((

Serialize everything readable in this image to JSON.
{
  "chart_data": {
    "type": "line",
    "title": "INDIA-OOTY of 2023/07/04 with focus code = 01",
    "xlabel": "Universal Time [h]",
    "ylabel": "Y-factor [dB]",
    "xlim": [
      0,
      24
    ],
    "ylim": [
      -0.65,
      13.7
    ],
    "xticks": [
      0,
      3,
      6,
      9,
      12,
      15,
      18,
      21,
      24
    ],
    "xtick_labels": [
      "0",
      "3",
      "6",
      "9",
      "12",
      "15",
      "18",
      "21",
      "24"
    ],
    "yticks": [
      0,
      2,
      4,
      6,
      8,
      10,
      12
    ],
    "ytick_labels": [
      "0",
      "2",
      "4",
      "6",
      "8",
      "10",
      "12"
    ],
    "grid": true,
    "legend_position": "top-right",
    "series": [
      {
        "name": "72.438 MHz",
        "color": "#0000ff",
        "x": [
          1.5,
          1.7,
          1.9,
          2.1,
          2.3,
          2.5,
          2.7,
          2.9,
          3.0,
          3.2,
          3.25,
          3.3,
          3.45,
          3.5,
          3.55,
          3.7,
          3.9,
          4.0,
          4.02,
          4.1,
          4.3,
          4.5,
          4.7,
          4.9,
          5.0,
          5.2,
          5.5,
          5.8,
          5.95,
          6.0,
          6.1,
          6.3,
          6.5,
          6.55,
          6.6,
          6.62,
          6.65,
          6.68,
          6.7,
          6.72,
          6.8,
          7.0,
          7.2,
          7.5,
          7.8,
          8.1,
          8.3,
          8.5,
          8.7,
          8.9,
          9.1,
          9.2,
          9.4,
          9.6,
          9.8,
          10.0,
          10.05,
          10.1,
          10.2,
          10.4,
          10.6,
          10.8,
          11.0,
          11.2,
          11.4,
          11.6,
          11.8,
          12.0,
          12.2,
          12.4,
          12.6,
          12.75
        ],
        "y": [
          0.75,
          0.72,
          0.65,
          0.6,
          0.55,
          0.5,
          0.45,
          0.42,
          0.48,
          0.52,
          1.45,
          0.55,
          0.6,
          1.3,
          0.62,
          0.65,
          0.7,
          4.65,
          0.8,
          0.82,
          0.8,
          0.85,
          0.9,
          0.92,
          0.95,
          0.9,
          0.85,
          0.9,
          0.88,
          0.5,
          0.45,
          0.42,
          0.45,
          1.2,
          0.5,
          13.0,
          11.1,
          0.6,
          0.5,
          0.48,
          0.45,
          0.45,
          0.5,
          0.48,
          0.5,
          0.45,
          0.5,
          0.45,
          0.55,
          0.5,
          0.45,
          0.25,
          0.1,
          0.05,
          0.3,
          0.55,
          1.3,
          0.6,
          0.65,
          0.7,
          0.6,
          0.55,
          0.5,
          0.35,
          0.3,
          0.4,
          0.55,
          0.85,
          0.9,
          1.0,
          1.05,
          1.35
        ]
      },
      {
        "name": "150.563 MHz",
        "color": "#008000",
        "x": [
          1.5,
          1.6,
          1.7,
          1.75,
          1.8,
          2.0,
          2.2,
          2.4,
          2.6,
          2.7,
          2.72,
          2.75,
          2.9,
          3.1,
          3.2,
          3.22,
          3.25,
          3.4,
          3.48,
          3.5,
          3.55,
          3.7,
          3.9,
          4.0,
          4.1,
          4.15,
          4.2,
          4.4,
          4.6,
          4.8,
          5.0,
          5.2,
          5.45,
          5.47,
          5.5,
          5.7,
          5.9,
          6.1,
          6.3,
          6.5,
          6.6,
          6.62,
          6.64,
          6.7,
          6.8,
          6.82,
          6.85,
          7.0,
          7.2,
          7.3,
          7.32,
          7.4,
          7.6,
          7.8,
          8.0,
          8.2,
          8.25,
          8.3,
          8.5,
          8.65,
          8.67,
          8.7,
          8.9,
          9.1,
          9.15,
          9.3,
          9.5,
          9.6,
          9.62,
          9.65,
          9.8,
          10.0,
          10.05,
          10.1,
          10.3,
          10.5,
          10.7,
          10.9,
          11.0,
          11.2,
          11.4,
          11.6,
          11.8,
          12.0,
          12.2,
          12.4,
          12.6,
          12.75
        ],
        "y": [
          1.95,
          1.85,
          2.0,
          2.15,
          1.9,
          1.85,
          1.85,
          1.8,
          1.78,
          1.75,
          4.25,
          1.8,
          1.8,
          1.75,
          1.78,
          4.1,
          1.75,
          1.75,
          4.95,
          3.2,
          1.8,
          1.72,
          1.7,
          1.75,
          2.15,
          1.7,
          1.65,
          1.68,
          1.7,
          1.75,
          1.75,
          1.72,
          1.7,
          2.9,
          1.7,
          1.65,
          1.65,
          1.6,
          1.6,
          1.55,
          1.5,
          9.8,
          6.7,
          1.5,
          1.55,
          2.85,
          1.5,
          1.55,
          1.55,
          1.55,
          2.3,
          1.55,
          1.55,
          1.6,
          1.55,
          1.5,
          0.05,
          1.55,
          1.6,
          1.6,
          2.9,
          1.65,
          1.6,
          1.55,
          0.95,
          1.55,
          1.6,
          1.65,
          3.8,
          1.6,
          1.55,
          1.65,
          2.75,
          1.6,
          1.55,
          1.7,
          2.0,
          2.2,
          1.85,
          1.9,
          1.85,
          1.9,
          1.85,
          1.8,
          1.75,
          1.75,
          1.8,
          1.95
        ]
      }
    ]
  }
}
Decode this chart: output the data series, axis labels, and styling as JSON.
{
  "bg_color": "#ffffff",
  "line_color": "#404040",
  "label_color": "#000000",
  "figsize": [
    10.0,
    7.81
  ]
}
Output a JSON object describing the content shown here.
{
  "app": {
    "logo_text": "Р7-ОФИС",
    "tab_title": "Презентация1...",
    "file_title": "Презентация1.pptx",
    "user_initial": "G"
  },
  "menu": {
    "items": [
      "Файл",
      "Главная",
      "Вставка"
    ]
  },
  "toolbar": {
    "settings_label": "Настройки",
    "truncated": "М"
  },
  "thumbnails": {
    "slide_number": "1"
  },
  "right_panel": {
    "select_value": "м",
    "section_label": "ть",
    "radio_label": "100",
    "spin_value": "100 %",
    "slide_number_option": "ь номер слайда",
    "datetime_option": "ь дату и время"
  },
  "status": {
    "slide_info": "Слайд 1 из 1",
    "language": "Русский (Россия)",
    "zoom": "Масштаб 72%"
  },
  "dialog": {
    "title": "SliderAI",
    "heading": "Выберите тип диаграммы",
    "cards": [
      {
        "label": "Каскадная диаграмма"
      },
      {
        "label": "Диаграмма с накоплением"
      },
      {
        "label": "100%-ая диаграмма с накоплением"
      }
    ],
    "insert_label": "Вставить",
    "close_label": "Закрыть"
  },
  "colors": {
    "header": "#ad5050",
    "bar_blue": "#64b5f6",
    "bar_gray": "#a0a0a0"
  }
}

))

## What the exercise asks:
Provide the number of lines in the entries that include "накоплением", and no other text.

## Answer to this exercise:
2